■ Passage:

An Unanswered Telephone Call: a film by Aziz Isa Elkun
written by Yi Xiaocuo
This short film is based on Aziz Isa Elkun’s real life experience. Just like every ordinary British citizen, he takes his daughter to school on a beautiful day; just like every Uyghur living in exile, he has lost contact with his family, even their well-being has become questionable. Aziz interrogates this painful disjuncture and his identity becomes the answer. Yet, he tirelessly explains to the world what happened, unraveling his childhood, youth, and generational trauma inflicted by the Chinese state.
In the film, Aziz’s mother powerfully depicts every Uyghur and Kazakh mother left behind in the homeland. As elder generations lived through Maoist times, they were systematically injured and insulted as ethnic others after dutifully carrying out commune labor and domestic labor; in the post-Mao era they are again taking the brunt of state capitalism with their reproductive female labor capitalized and devalued in a marketized economy. In their late years, while they are in need of support and care, they are tossed instead into a digital “Cultural Revolutionary” history grinder. In this world the aged are often forgotten, and in catastrophe they are the most vulnerable. Watching Aziz and his mother’s last phone call, I was also reminded of my mother when she said to me:
“My child, listening to your voice can make me happy for days! No matter where you are in this world, take care of yourself.”

■ Given problem 1:
In the film passage, what does Aziz do on a beautiful day, like every ordinary British citizen?

■ Supplied material:
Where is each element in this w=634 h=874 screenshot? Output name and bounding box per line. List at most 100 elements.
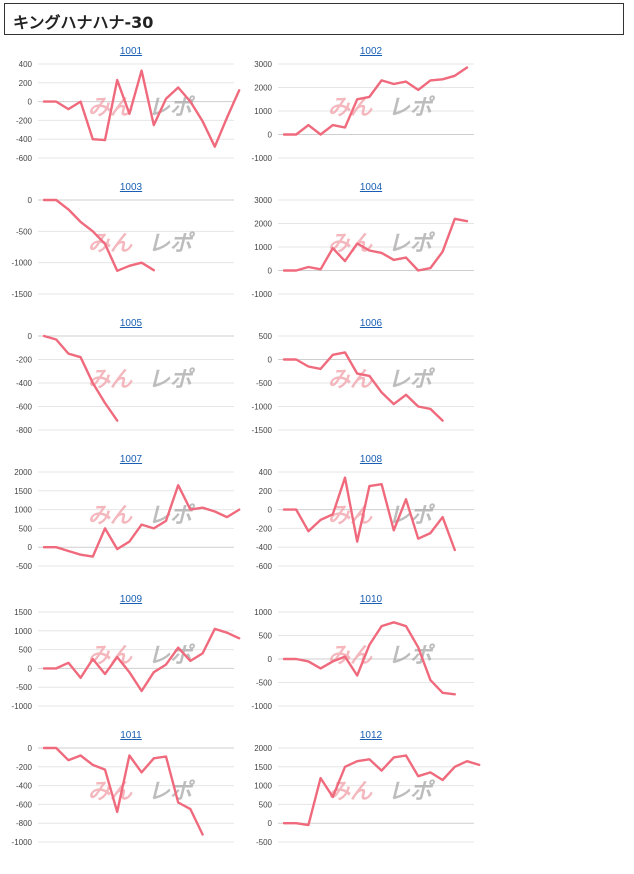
y-tick-label: 1000 xyxy=(14,627,32,636)
y-tick-label: 500 xyxy=(259,800,273,809)
y-tick-label: -500 xyxy=(16,562,33,571)
y-tick-label: 0 xyxy=(268,819,273,828)
machine-link-1006[interactable]: 1006 xyxy=(359,318,383,329)
series-line xyxy=(42,746,204,836)
machine-link-1001[interactable]: 1001 xyxy=(119,46,143,57)
y-tick-label: -500 xyxy=(16,683,33,692)
y-tick-label: 1500 xyxy=(14,487,32,496)
machine-link-1002[interactable]: 1002 xyxy=(359,46,383,57)
y-tick-label: -600 xyxy=(16,403,33,412)
series-line xyxy=(282,217,469,272)
y-tick-label: -400 xyxy=(16,379,33,388)
watermark-repo: レポ xyxy=(388,366,436,392)
y-tick-label: -1000 xyxy=(252,290,273,299)
y-tick-label: 200 xyxy=(19,79,33,88)
y-tick-label: 2000 xyxy=(254,744,272,753)
chart-panel-1003: 1003 0 -500 -1000 -1500 みん レポ xyxy=(0,182,250,312)
y-tick-label: -1000 xyxy=(12,259,33,268)
watermark-min: みん xyxy=(88,231,133,256)
series-line xyxy=(42,627,241,693)
y-tick-label: -800 xyxy=(16,426,33,435)
y-tick-label: -600 xyxy=(16,800,33,809)
y-tick-label: 500 xyxy=(259,332,273,341)
chart-panel-1006: 1006 500 0 -500 -1000 -1500 みん レポ xyxy=(240,318,490,448)
machine-link-1005[interactable]: 1005 xyxy=(119,318,143,329)
y-tick-label: 0 xyxy=(268,131,273,140)
y-tick-label: 400 xyxy=(19,60,33,69)
y-tick-label: -200 xyxy=(16,356,33,365)
y-tick-label: -500 xyxy=(256,679,273,688)
y-tick-label: -1500 xyxy=(12,290,33,299)
y-tick-label: -500 xyxy=(256,838,273,847)
y-tick-label: 500 xyxy=(19,646,33,655)
page-title: キングハナハナ-30 xyxy=(13,13,154,32)
y-tick-label: -600 xyxy=(16,154,33,163)
machine-link-1009[interactable]: 1009 xyxy=(119,594,143,605)
y-tick-label: -500 xyxy=(256,379,273,388)
chart-panel-1011: 1011 0 -200 -400 -600 -800 -1000 みん レポ xyxy=(0,730,250,860)
watermark-repo: レポ xyxy=(148,366,196,392)
machine-link-1011[interactable]: 1011 xyxy=(120,730,142,741)
y-tick-label: 0 xyxy=(28,196,33,205)
chart-panel-1002: 1002 3000 2000 1000 0 -1000 みん レポ xyxy=(240,46,490,176)
chart-panel-1008: 1008 400 200 0 -200 -400 -600 みん レポ xyxy=(240,454,490,584)
machine-link-1004[interactable]: 1004 xyxy=(359,182,383,193)
machine-link-1003[interactable]: 1003 xyxy=(119,182,143,193)
machine-link-1007[interactable]: 1007 xyxy=(119,454,143,465)
machine-link-1008[interactable]: 1008 xyxy=(359,454,383,465)
y-tick-label: 1500 xyxy=(254,763,272,772)
series-line xyxy=(42,334,119,422)
y-tick-label: -200 xyxy=(16,116,33,125)
y-tick-label: 1000 xyxy=(254,782,272,791)
series-line xyxy=(282,476,457,552)
watermark-repo: レポ xyxy=(388,230,436,256)
chart-panel-1004: 1004 3000 2000 1000 0 -1000 みん レポ xyxy=(240,182,490,312)
y-tick-label: 0 xyxy=(268,267,273,276)
series-line xyxy=(282,754,481,827)
chart-panel-1012: 1012 2000 1500 1000 500 0 -500 みん レポ xyxy=(240,730,490,860)
y-tick-label: 2000 xyxy=(14,468,32,477)
y-tick-label: 3000 xyxy=(254,196,272,205)
y-tick-label: 1000 xyxy=(254,107,272,116)
watermark-min: みん xyxy=(328,367,373,392)
y-tick-label: 2000 xyxy=(254,84,272,93)
y-tick-label: 0 xyxy=(28,543,33,552)
chart-panel-1010: 1010 1000 500 0 -500 -1000 みん レポ xyxy=(240,594,490,724)
y-tick-label: -600 xyxy=(256,562,273,571)
chart-panel-1005: 1005 0 -200 -400 -600 -800 みん レポ xyxy=(0,318,250,448)
series-line xyxy=(42,198,156,273)
y-tick-label: 500 xyxy=(259,632,273,641)
chart-panel-1001: 1001 400 200 0 -200 -400 -600 みん レポ xyxy=(0,46,250,176)
chart-panel-1007: 1007 2000 1500 1000 500 0 -500 みん レポ xyxy=(0,454,250,584)
page-title-box: キングハナハナ-30 xyxy=(4,3,624,35)
y-tick-label: -200 xyxy=(16,763,33,772)
series-line xyxy=(42,484,241,558)
y-tick-label: 0 xyxy=(268,655,273,664)
y-tick-label: -1000 xyxy=(12,838,33,847)
y-tick-label: -1500 xyxy=(252,426,273,435)
watermark-repo: レポ xyxy=(388,94,436,120)
machine-link-1010[interactable]: 1010 xyxy=(359,594,383,605)
y-tick-label: -1000 xyxy=(252,702,273,711)
y-tick-label: -1000 xyxy=(12,702,33,711)
machine-link-1012[interactable]: 1012 xyxy=(359,730,383,741)
chart-1006: 500 0 -500 -1000 -1500 みん レポ xyxy=(252,332,474,435)
y-tick-label: 1500 xyxy=(14,608,32,617)
y-tick-label: -1000 xyxy=(252,154,273,163)
y-tick-label: 2000 xyxy=(254,220,272,229)
y-tick-label: 0 xyxy=(268,506,273,515)
y-tick-label: 0 xyxy=(28,332,33,341)
watermark-repo: レポ xyxy=(148,230,196,256)
y-tick-label: -400 xyxy=(16,135,33,144)
watermark-repo: レポ xyxy=(388,642,436,668)
y-tick-label: -200 xyxy=(256,524,273,533)
y-tick-label: 0 xyxy=(28,744,33,753)
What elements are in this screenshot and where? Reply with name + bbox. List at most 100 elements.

■ Given problem 2:
Copy the lines of the entries word for word, starting at the line that contains "y-tick-label: 1000 xyxy=(14,627,32,636)" and ending at the line that contains "y-tick-label: 0 xyxy=(28,196,33,205)", with both of those lines included.

■ Complete output 1:
He takes his daughter to school.

■ Complete output 2:
y-tick-label: 1000 xyxy=(14,627,32,636)
y-tick-label: 500 xyxy=(259,800,273,809)
y-tick-label: -500 xyxy=(16,562,33,571)
y-tick-label: 0 xyxy=(268,819,273,828)
machine-link-1006[interactable]: 1006 xyxy=(359,318,383,329)
series-line xyxy=(42,746,204,836)
machine-link-1001[interactable]: 1001 xyxy=(119,46,143,57)
y-tick-label: -500 xyxy=(16,683,33,692)
y-tick-label: 1500 xyxy=(14,487,32,496)
machine-link-1002[interactable]: 1002 xyxy=(359,46,383,57)
y-tick-label: -600 xyxy=(16,403,33,412)
series-line xyxy=(282,217,469,272)
y-tick-label: -400 xyxy=(16,379,33,388)
watermark-repo: レポ xyxy=(388,366,436,392)
y-tick-label: -1000 xyxy=(252,290,273,299)
y-tick-label: 200 xyxy=(19,79,33,88)
y-tick-label: 2000 xyxy=(254,744,272,753)
chart-panel-1003: 1003 0 -500 -1000 -1500 みん レポ xyxy=(0,182,250,312)
y-tick-label: -1000 xyxy=(12,259,33,268)
watermark-min: みん xyxy=(88,231,133,256)
series-line xyxy=(42,627,241,693)
y-tick-label: -800 xyxy=(16,426,33,435)
y-tick-label: -600 xyxy=(16,800,33,809)
y-tick-label: 500 xyxy=(259,332,273,341)
chart-panel-1006: 1006 500 0 -500 -1000 -1500 みん レポ xyxy=(240,318,490,448)
machine-link-1005[interactable]: 1005 xyxy=(119,318,143,329)
y-tick-label: 0 xyxy=(268,131,273,140)
y-tick-label: 400 xyxy=(19,60,33,69)
y-tick-label: -200 xyxy=(16,356,33,365)
y-tick-label: -500 xyxy=(256,679,273,688)
y-tick-label: -1500 xyxy=(12,290,33,299)
y-tick-label: -500 xyxy=(256,838,273,847)
y-tick-label: 500 xyxy=(19,646,33,655)
page-title: キングハナハナ-30 xyxy=(13,13,154,32)
y-tick-label: -600 xyxy=(16,154,33,163)
machine-link-1009[interactable]: 1009 xyxy=(119,594,143,605)
y-tick-label: -500 xyxy=(256,379,273,388)
chart-panel-1011: 1011 0 -200 -400 -600 -800 -1000 みん レポ xyxy=(0,730,250,860)
watermark-repo: レポ xyxy=(148,366,196,392)
machine-link-1011[interactable]: 1011 xyxy=(120,730,142,741)
y-tick-label: 0 xyxy=(28,196,33,205)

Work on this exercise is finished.